**Exercise goal**
In the entries that follow, how many lines hold the string "into"? Give only that number.
— Start Records shown —
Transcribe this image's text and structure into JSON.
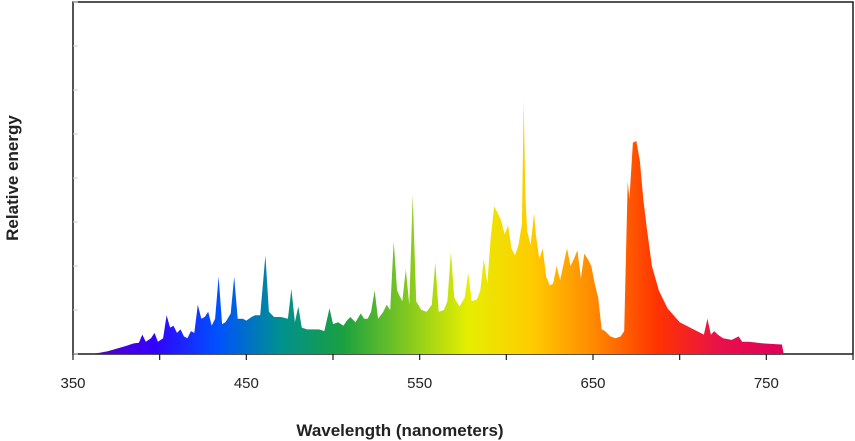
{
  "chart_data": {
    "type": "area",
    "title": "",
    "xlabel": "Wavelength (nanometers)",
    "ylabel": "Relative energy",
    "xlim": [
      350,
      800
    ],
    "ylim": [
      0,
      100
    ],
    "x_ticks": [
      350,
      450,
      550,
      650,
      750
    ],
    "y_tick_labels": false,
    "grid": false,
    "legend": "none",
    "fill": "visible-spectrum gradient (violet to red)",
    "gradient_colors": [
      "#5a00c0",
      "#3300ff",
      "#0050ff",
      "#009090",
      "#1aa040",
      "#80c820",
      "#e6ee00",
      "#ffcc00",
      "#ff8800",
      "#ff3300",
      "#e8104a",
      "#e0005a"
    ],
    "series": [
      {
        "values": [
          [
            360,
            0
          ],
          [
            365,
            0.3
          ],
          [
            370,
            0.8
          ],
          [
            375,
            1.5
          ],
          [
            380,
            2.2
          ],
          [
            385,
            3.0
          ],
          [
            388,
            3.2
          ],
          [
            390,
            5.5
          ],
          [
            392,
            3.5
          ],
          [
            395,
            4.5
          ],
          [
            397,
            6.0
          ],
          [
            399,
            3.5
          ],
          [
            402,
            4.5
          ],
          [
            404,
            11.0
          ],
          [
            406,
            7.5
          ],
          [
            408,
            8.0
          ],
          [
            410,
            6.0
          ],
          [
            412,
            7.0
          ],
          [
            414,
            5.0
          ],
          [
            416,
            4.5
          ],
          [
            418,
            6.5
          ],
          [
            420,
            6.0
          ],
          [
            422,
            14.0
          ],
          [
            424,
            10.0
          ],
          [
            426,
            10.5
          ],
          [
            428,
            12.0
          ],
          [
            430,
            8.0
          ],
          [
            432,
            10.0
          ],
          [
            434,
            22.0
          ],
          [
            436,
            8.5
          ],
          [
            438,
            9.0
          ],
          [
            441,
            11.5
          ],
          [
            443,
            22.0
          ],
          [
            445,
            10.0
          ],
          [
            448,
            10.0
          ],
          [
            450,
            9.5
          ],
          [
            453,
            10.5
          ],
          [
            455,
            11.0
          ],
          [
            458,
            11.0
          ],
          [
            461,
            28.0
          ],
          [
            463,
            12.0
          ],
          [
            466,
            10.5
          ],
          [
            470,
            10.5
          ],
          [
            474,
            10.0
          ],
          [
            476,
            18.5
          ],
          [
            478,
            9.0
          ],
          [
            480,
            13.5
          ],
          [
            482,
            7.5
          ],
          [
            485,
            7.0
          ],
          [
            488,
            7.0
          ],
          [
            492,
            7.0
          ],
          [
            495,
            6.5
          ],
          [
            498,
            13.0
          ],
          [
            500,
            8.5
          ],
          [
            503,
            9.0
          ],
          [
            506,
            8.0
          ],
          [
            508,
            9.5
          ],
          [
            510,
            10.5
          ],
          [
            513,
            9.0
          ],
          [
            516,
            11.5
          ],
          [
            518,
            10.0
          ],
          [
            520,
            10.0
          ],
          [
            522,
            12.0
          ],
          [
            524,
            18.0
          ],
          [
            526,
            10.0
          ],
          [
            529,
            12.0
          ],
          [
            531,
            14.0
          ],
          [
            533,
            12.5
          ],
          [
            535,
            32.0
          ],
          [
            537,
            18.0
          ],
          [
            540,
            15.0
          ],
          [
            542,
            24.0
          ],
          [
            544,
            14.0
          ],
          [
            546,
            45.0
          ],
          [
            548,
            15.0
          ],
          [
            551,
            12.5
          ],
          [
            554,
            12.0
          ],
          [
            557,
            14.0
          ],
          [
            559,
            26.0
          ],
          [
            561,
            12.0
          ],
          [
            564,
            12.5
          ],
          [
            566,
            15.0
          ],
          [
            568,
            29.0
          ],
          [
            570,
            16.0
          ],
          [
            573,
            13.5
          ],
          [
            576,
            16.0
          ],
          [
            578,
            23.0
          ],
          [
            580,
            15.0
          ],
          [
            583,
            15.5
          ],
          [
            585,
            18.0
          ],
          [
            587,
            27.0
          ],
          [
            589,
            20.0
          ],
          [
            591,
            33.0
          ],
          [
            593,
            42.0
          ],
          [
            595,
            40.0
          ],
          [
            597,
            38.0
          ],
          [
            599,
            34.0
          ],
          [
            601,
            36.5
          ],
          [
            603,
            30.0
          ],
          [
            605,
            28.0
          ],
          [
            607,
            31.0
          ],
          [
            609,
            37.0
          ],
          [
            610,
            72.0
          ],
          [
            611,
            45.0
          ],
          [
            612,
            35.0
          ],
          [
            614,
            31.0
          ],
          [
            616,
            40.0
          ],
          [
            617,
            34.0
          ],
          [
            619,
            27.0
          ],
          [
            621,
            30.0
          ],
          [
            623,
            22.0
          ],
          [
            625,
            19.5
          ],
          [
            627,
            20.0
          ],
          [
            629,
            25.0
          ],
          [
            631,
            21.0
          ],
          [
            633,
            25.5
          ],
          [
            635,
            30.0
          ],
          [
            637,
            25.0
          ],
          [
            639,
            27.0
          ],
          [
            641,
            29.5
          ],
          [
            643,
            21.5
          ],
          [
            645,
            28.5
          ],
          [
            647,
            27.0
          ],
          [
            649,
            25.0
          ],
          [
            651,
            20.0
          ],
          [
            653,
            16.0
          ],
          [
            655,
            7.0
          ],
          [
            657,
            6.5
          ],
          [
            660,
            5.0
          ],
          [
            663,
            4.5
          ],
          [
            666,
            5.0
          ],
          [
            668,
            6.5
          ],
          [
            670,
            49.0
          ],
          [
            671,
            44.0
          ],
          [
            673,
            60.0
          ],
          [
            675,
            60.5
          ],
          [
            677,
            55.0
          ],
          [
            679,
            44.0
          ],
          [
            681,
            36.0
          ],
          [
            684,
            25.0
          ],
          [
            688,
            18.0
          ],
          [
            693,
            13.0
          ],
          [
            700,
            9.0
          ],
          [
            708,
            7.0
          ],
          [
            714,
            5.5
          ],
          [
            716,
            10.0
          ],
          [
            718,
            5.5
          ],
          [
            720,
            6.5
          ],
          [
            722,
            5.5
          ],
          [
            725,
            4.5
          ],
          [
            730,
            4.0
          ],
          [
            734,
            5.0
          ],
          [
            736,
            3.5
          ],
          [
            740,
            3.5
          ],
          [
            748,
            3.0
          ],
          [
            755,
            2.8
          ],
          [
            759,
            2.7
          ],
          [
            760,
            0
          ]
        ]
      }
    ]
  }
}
— End Records shown —
— Start Records shown —
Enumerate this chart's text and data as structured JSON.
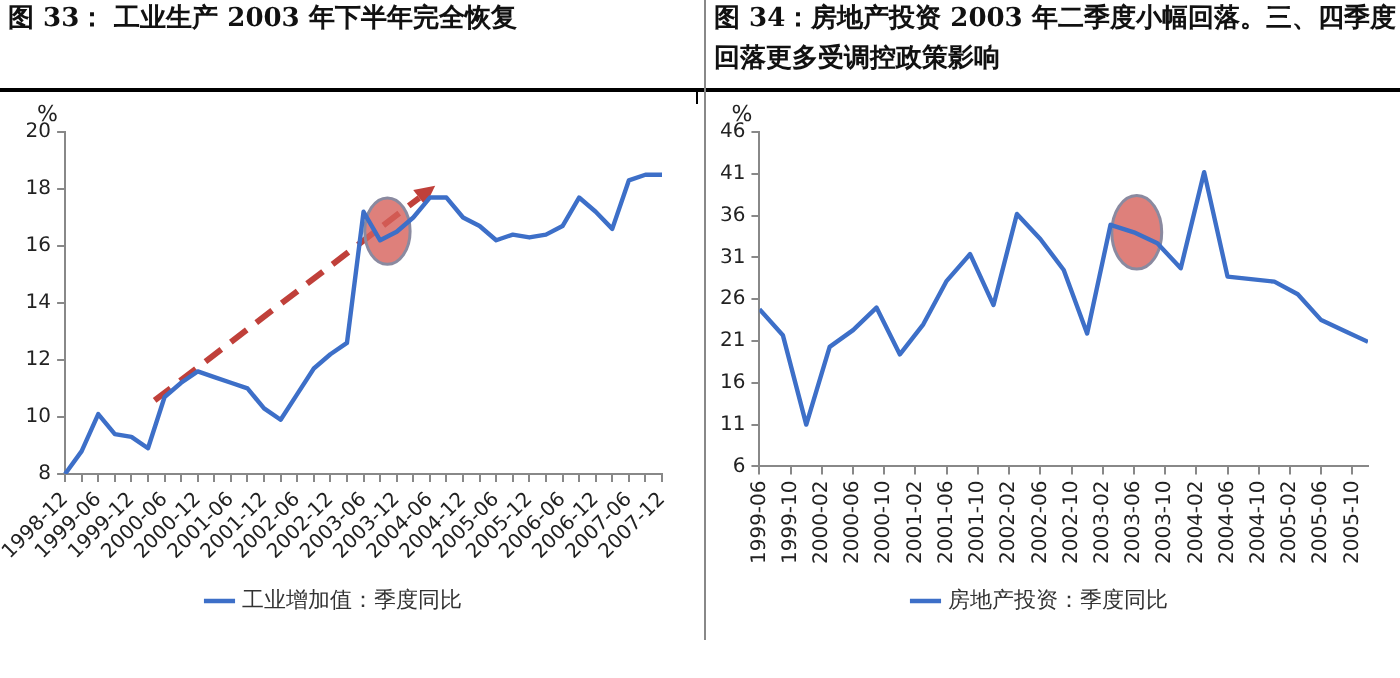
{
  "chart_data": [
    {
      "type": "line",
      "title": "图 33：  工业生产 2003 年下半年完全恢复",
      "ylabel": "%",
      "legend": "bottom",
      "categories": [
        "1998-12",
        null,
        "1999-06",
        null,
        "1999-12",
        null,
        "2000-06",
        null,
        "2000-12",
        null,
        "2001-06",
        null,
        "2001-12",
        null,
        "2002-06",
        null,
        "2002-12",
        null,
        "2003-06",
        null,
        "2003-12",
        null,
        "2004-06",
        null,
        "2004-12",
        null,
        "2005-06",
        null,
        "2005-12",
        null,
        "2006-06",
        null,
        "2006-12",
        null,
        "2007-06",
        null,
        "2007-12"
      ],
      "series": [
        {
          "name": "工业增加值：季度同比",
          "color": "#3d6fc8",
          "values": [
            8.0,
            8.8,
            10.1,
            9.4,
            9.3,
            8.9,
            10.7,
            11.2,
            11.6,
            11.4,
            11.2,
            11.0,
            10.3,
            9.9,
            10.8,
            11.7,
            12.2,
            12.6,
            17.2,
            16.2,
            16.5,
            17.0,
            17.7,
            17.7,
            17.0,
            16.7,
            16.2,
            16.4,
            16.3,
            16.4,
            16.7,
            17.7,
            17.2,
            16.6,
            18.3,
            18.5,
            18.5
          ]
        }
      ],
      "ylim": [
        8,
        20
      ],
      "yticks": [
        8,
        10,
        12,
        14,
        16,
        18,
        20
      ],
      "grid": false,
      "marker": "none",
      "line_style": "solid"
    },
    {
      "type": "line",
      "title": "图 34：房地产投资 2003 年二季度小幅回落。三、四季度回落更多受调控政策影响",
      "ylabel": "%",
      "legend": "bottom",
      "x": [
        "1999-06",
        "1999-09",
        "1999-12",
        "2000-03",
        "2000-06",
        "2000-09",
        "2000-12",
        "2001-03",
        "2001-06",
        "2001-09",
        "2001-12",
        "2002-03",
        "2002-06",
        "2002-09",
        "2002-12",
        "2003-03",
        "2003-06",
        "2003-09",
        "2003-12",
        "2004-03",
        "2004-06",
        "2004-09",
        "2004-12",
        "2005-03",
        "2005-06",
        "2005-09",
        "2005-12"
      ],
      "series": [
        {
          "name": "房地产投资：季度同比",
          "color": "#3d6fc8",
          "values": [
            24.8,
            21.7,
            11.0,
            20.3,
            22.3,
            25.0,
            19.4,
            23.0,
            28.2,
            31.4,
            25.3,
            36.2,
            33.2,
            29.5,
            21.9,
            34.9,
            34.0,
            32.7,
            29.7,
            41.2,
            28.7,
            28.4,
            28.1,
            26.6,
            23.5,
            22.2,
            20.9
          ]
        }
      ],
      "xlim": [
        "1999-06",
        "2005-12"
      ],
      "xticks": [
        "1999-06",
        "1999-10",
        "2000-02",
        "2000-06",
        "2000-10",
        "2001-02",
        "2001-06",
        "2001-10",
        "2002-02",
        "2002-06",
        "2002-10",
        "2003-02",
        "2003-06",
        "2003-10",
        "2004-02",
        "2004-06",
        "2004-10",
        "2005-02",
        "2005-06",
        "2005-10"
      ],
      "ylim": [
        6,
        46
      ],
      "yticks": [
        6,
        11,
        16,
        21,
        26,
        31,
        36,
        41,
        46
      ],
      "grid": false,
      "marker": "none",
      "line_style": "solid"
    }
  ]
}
— End Records shown —
— Start Records shown —
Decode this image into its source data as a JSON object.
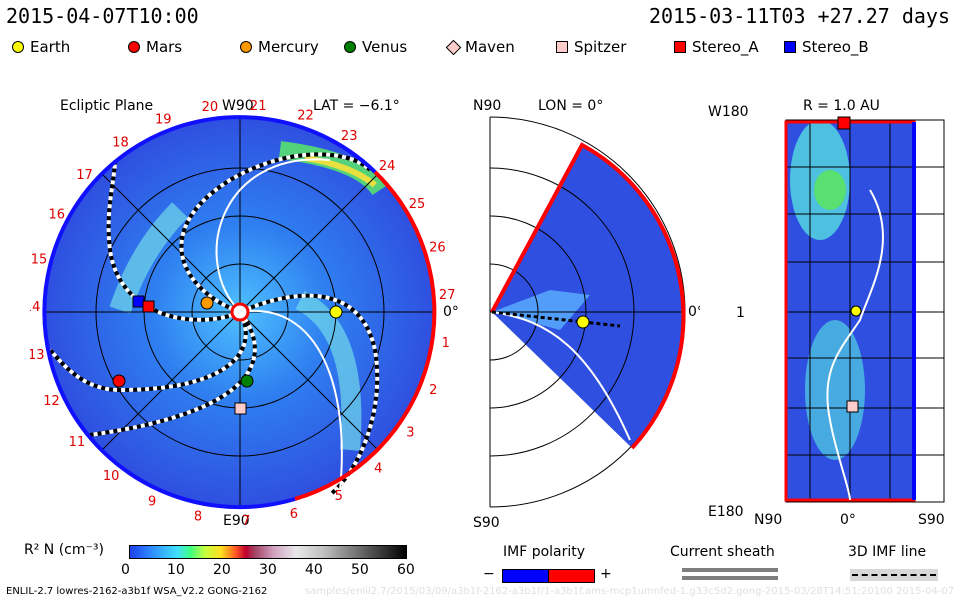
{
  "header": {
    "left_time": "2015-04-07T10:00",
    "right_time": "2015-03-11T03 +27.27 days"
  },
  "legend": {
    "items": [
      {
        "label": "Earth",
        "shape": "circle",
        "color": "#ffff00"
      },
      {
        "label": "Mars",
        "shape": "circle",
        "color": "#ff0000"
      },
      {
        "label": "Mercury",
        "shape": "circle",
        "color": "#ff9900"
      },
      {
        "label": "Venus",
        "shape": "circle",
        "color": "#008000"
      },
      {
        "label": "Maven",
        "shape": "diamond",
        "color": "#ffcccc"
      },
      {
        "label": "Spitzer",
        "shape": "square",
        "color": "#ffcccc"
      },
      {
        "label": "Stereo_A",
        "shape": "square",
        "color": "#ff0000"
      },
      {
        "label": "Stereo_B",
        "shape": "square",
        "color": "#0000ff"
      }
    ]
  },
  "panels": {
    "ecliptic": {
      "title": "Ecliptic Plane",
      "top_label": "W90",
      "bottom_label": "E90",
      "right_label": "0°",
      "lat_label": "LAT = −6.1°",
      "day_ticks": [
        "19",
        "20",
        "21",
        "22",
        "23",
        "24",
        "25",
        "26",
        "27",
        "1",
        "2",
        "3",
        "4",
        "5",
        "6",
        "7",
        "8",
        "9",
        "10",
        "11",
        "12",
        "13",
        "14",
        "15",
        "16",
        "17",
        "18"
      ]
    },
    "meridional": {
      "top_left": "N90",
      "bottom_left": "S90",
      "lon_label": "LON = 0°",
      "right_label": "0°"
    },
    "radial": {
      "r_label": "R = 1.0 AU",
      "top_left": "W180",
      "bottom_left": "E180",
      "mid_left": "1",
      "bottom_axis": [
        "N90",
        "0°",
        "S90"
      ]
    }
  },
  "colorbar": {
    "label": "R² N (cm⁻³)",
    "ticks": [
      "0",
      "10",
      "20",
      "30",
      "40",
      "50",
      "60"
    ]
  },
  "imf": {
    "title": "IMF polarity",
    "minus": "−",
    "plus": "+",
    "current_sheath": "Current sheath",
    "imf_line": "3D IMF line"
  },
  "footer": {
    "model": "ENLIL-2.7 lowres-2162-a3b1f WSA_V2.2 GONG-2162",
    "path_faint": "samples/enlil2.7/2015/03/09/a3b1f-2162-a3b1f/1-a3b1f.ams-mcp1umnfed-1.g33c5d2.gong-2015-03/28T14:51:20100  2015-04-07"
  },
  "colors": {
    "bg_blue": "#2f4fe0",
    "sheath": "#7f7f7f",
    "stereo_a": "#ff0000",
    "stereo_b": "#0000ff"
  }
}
— End Records shown —
**Finished answer**
2